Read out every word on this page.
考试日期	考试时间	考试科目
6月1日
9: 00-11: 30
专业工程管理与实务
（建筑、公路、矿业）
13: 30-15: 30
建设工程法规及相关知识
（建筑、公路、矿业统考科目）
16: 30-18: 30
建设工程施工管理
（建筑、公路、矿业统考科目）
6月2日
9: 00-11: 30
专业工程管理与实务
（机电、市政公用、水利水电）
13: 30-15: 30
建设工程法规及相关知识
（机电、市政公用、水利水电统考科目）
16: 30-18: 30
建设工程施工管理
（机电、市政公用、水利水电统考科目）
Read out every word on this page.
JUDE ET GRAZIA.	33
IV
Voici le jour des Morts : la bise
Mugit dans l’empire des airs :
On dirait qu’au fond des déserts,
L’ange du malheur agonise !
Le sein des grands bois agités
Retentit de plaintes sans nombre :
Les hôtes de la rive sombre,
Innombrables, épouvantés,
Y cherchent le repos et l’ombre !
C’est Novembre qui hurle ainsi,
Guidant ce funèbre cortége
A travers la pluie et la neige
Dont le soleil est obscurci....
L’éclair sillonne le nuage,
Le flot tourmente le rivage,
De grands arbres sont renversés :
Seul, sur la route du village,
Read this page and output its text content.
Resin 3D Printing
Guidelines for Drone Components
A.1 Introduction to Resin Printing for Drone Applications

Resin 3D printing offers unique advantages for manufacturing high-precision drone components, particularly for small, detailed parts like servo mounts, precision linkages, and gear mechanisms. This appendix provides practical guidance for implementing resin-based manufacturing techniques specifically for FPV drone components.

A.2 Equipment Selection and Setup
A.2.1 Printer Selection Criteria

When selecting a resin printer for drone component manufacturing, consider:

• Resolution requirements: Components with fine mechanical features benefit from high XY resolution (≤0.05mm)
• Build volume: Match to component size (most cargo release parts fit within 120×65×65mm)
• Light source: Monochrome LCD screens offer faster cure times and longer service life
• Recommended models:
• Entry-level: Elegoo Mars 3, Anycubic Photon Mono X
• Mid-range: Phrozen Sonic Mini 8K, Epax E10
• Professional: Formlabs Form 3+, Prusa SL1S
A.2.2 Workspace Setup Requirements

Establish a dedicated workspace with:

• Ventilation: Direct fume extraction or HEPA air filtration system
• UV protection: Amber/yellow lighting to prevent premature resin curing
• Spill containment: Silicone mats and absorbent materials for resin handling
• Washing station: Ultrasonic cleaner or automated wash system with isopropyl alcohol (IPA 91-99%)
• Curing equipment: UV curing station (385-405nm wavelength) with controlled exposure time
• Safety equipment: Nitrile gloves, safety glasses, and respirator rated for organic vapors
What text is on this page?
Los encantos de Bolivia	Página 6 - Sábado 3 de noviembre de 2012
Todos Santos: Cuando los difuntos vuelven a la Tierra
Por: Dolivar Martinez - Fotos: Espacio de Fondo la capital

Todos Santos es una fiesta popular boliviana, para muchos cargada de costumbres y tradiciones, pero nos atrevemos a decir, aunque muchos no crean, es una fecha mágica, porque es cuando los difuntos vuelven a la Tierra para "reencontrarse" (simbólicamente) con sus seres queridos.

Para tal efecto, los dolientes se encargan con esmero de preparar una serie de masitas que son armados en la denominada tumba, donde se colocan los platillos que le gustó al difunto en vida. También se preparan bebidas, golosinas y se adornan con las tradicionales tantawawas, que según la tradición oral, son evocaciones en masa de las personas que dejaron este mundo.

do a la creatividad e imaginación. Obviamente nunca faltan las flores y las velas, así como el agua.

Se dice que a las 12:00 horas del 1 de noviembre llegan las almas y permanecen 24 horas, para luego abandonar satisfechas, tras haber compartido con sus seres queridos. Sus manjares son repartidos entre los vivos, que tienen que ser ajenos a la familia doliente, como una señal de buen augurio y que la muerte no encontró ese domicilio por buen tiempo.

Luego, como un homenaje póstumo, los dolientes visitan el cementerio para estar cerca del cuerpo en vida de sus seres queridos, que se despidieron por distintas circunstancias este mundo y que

◆ DIRECTION
Restate the data above exactly, keeping each word as it stands.

◆ THE ANSWER
Read out every word on this page.
考试日期	考试时间	考试科目
6月1日
9: 00-11: 30
专业工程管理与实务
（建筑、公路、矿业）
13: 30-15: 30
建设工程法规及相关知识
（建筑、公路、矿业统考科目）
16: 30-18: 30
建设工程施工管理
（建筑、公路、矿业统考科目）
6月2日
9: 00-11: 30
专业工程管理与实务
（机电、市政公用、水利水电）
13: 30-15: 30
建设工程法规及相关知识
（机电、市政公用、水利水电统考科目）
16: 30-18: 30
建设工程施工管理
（机电、市政公用、水利水电统考科目）
Read out every word on this page.
JUDE ET GRAZIA.	33
IV
Voici le jour des Morts : la bise
Mugit dans l’empire des airs :
On dirait qu’au fond des déserts,
L’ange du malheur agonise !
Le sein des grands bois agités
Retentit de plaintes sans nombre :
Les hôtes de la rive sombre,
Innombrables, épouvantés,
Y cherchent le repos et l’ombre !
C’est Novembre qui hurle ainsi,
Guidant ce funèbre cortége
A travers la pluie et la neige
Dont le soleil est obscurci....
L’éclair sillonne le nuage,
Le flot tourmente le rivage,
De grands arbres sont renversés :
Seul, sur la route du village,
Read this page and output its text content.
Resin 3D Printing
Guidelines for Drone Components
A.1 Introduction to Resin Printing for Drone Applications

Resin 3D printing offers unique advantages for manufacturing high-precision drone components, particularly for small, detailed parts like servo mounts, precision linkages, and gear mechanisms. This appendix provides practical guidance for implementing resin-based manufacturing techniques specifically for FPV drone components.

A.2 Equipment Selection and Setup
A.2.1 Printer Selection Criteria

When selecting a resin printer for drone component manufacturing, consider:

• Resolution requirements: Components with fine mechanical features benefit from high XY resolution (≤0.05mm)
• Build volume: Match to component size (most cargo release parts fit within 120×65×65mm)
• Light source: Monochrome LCD screens offer faster cure times and longer service life
• Recommended models:
• Entry-level: Elegoo Mars 3, Anycubic Photon Mono X
• Mid-range: Phrozen Sonic Mini 8K, Epax E10
• Professional: Formlabs Form 3+, Prusa SL1S
A.2.2 Workspace Setup Requirements

Establish a dedicated workspace with:

• Ventilation: Direct fume extraction or HEPA air filtration system
• UV protection: Amber/yellow lighting to prevent premature resin curing
• Spill containment: Silicone mats and absorbent materials for resin handling
• Washing station: Ultrasonic cleaner or automated wash system with isopropyl alcohol (IPA 91-99%)
• Curing equipment: UV curing station (385-405nm wavelength) with controlled exposure time
• Safety equipment: Nitrile gloves, safety glasses, and respirator rated for organic vapors
What text is on this page?
Los encantos de Bolivia	Página 6 - Sábado 3 de noviembre de 2012
Todos Santos: Cuando los difuntos vuelven a la Tierra
Por: Dolivar Martinez - Fotos: Espacio de Fondo la capital

Todos Santos es una fiesta popular boliviana, para muchos cargada de costumbres y tradiciones, pero nos atrevemos a decir, aunque muchos no crean, es una fecha mágica, porque es cuando los difuntos vuelven a la Tierra para "reencontrarse" (simbólicamente) con sus seres queridos.

Para tal efecto, los dolientes se encargan con esmero de preparar una serie de masitas que son armados en la denominada tumba, donde se colocan los platillos que le gustó al difunto en vida. También se preparan bebidas, golosinas y se adornan con las tradicionales tantawawas, que según la tradición oral, son evocaciones en masa de las personas que dejaron este mundo.

do a la creatividad e imaginación. Obviamente nunca faltan las flores y las velas, así como el agua.

Se dice que a las 12:00 horas del 1 de noviembre llegan las almas y permanecen 24 horas, para luego abandonar satisfechas, tras haber compartido con sus seres queridos. Sus manjares son repartidos entre los vivos, que tienen que ser ajenos a la familia doliente, como una señal de buen augurio y que la muerte no encontró ese domicilio por buen tiempo.

Luego, como un homenaje póstumo, los dolientes visitan el cementerio para estar cerca del cuerpo en vida de sus seres queridos, que se despidieron por distintas circunstancias este mundo y que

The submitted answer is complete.